Extracts from a graphics dataset
'''

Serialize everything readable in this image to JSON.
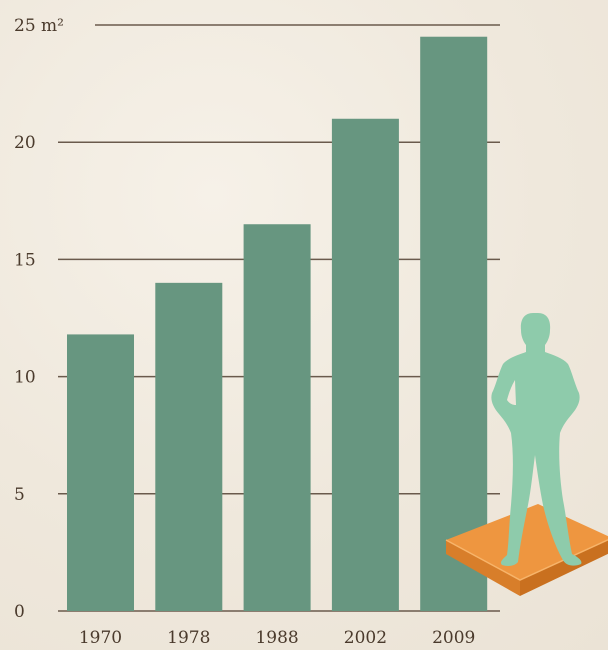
{
  "chart_data": {
    "type": "bar",
    "categories": [
      "1970",
      "1978",
      "1988",
      "2002",
      "2009"
    ],
    "values": [
      11.8,
      14.0,
      16.5,
      21.0,
      24.5
    ],
    "ylim": [
      0,
      25
    ],
    "yticks": [
      0,
      5,
      10,
      15,
      20,
      25
    ],
    "ytick_labels": [
      "0",
      "5",
      "10",
      "15",
      "20",
      "25 m²"
    ],
    "grid": true,
    "colors": {
      "bar": "#679680",
      "figure": "#8ecbab",
      "platform": "#ee9640",
      "grid": "#6a5a4c",
      "text": "#4a3a2c"
    }
  }
}
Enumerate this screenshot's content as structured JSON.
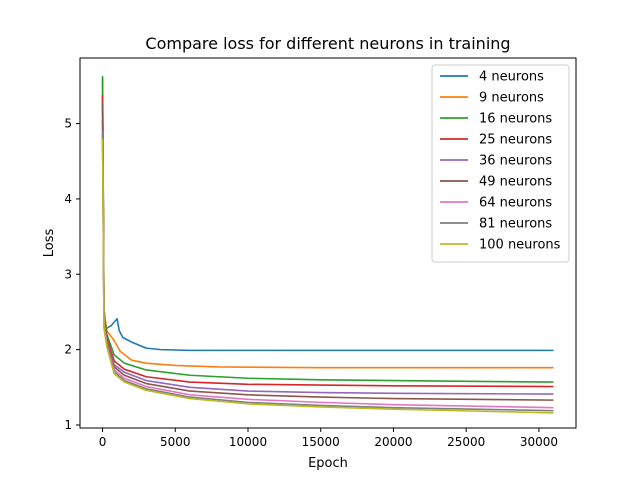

'''

_WRITTEN EXERCISE:_ The material above must be printed exactly, with its pictures left out.

_EXERCISE ANSWER:_
Serialize everything readable in this image to JSON.
{
  "chart_data": {
    "type": "bar",
    "categories": [
      "1970",
      "1978",
      "1988",
      "2002",
      "2009"
    ],
    "values": [
      11.8,
      14.0,
      16.5,
      21.0,
      24.5
    ],
    "ylim": [
      0,
      25
    ],
    "yticks": [
      0,
      5,
      10,
      15,
      20,
      25
    ],
    "ytick_labels": [
      "0",
      "5",
      "10",
      "15",
      "20",
      "25 m²"
    ],
    "grid": true,
    "colors": {
      "bar": "#679680",
      "figure": "#8ecbab",
      "platform": "#ee9640",
      "grid": "#6a5a4c",
      "text": "#4a3a2c"
    }
  }
}
Enumerate this screenshot's content as structured JSON.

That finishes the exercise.